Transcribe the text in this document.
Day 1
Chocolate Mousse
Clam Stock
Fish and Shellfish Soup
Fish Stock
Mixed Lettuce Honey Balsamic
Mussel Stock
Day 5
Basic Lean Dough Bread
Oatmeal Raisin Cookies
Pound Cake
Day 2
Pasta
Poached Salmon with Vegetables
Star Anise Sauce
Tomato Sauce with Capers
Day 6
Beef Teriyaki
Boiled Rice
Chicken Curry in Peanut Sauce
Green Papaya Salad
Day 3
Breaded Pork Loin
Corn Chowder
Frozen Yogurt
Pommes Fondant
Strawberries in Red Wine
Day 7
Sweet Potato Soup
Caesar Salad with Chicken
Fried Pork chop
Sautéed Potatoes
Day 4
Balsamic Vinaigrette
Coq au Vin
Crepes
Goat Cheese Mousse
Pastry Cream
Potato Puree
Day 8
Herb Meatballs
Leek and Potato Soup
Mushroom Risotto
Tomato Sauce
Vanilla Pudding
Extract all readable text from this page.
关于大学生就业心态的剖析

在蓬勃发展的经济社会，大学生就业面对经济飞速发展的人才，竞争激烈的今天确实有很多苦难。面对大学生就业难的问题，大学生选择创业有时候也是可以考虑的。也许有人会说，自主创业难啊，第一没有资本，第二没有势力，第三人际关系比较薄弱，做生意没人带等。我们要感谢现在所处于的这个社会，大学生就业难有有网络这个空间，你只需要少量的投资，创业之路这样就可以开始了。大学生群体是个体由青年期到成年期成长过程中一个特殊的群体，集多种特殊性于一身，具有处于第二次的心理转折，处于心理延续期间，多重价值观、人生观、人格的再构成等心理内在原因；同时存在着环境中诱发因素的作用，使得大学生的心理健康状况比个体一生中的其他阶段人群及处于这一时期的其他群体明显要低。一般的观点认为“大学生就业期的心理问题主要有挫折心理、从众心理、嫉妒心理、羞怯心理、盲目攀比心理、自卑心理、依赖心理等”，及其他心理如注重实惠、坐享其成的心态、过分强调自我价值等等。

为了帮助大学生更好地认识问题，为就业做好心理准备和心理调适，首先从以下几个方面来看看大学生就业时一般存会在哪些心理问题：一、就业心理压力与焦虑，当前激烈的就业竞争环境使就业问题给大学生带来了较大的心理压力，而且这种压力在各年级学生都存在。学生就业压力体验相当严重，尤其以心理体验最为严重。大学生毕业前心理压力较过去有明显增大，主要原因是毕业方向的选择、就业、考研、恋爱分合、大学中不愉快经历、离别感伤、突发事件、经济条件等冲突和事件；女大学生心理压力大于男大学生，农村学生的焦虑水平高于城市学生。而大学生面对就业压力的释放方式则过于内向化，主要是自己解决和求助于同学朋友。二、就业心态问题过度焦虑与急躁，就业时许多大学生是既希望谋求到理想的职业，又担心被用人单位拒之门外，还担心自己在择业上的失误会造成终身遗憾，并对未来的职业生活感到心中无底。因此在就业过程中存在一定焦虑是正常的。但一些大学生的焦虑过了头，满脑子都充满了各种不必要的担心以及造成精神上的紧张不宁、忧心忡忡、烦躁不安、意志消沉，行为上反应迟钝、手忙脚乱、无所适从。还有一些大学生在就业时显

○ ○ ○

(STATED PROBLEM) Identify the lines of the data that contain the word "Tomato". Copy each of them.

(RESULT)
Tomato Sauce with Capers
Tomato Sauce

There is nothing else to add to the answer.